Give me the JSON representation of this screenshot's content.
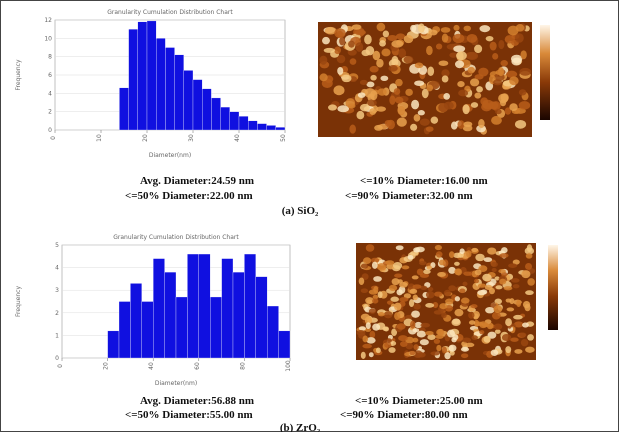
{
  "chart_data": [
    {
      "type": "histogram",
      "title": "Granularity Cumulation Distribution Chart",
      "x_label": "Diameter(nm)",
      "y_label": "Frequency",
      "bins": [
        14,
        16,
        18,
        20,
        22,
        24,
        26,
        28,
        30,
        32,
        34,
        36,
        38,
        40,
        42,
        44,
        46,
        48,
        50
      ],
      "values": [
        4.6,
        11,
        11.8,
        11.9,
        10,
        9,
        8.2,
        6.5,
        5.5,
        4.5,
        3.5,
        2.5,
        2,
        1.5,
        1,
        0.7,
        0.5,
        0.3
      ],
      "color": "#1010e0",
      "xlim": [
        0,
        50
      ],
      "xticks": [
        0,
        10,
        20,
        30,
        40,
        50
      ],
      "ylim": [
        0,
        12
      ],
      "yticks": [
        0,
        2,
        4,
        6,
        8,
        10,
        12
      ],
      "grid": true
    },
    {
      "type": "histogram",
      "title": "Granularity Cumulation Distribution Chart",
      "x_label": "Diameter(nm)",
      "y_label": "Frequency",
      "bins": [
        20,
        25,
        30,
        35,
        40,
        45,
        50,
        55,
        60,
        65,
        70,
        75,
        80,
        85,
        90,
        95,
        100
      ],
      "values": [
        1.2,
        2.5,
        3.3,
        2.5,
        4.4,
        3.8,
        2.7,
        4.6,
        4.6,
        2.7,
        4.4,
        3.8,
        4.6,
        3.6,
        2.3,
        1.2
      ],
      "color": "#1010e0",
      "xlim": [
        0,
        100
      ],
      "xticks": [
        0,
        20,
        40,
        60,
        80,
        100
      ],
      "ylim": [
        0,
        5
      ],
      "yticks": [
        0,
        1,
        2,
        3,
        4,
        5
      ],
      "grid": true
    }
  ],
  "stats": [
    {
      "avg": "Avg. Diameter:24.59 nm",
      "p10": "<=10% Diameter:16.00 nm",
      "p50": "<=50% Diameter:22.00 nm",
      "p90": "<=90% Diameter:32.00 nm",
      "caption": "(a) SiO₂"
    },
    {
      "avg": "Avg. Diameter:56.88 nm",
      "p10": "<=10% Diameter:25.00 nm",
      "p50": "<=50% Diameter:55.00 nm",
      "p90": "<=90% Diameter:80.00 nm",
      "caption": "(b) ZrO₂"
    }
  ]
}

______________________________

From the data above, write out everything exactly except the pictures.

SOLUTION TO THE EXERCISE >>
Give me the JSON representation of this screenshot's content.
{
  "chart_data": [
    {
      "type": "histogram",
      "title": "Granularity Cumulation Distribution Chart",
      "x_label": "Diameter(nm)",
      "y_label": "Frequency",
      "bins": [
        14,
        16,
        18,
        20,
        22,
        24,
        26,
        28,
        30,
        32,
        34,
        36,
        38,
        40,
        42,
        44,
        46,
        48,
        50
      ],
      "values": [
        4.6,
        11,
        11.8,
        11.9,
        10,
        9,
        8.2,
        6.5,
        5.5,
        4.5,
        3.5,
        2.5,
        2,
        1.5,
        1,
        0.7,
        0.5,
        0.3
      ],
      "color": "#1010e0",
      "xlim": [
        0,
        50
      ],
      "xticks": [
        0,
        10,
        20,
        30,
        40,
        50
      ],
      "ylim": [
        0,
        12
      ],
      "yticks": [
        0,
        2,
        4,
        6,
        8,
        10,
        12
      ],
      "grid": true
    },
    {
      "type": "histogram",
      "title": "Granularity Cumulation Distribution Chart",
      "x_label": "Diameter(nm)",
      "y_label": "Frequency",
      "bins": [
        20,
        25,
        30,
        35,
        40,
        45,
        50,
        55,
        60,
        65,
        70,
        75,
        80,
        85,
        90,
        95,
        100
      ],
      "values": [
        1.2,
        2.5,
        3.3,
        2.5,
        4.4,
        3.8,
        2.7,
        4.6,
        4.6,
        2.7,
        4.4,
        3.8,
        4.6,
        3.6,
        2.3,
        1.2
      ],
      "color": "#1010e0",
      "xlim": [
        0,
        100
      ],
      "xticks": [
        0,
        20,
        40,
        60,
        80,
        100
      ],
      "ylim": [
        0,
        5
      ],
      "yticks": [
        0,
        1,
        2,
        3,
        4,
        5
      ],
      "grid": true
    }
  ],
  "stats": [
    {
      "avg": "Avg. Diameter:24.59 nm",
      "p10": "<=10% Diameter:16.00 nm",
      "p50": "<=50% Diameter:22.00 nm",
      "p90": "<=90% Diameter:32.00 nm",
      "caption": "(a) SiO₂"
    },
    {
      "avg": "Avg. Diameter:56.88 nm",
      "p10": "<=10% Diameter:25.00 nm",
      "p50": "<=50% Diameter:55.00 nm",
      "p90": "<=90% Diameter:80.00 nm",
      "caption": "(b) ZrO₂"
    }
  ]
}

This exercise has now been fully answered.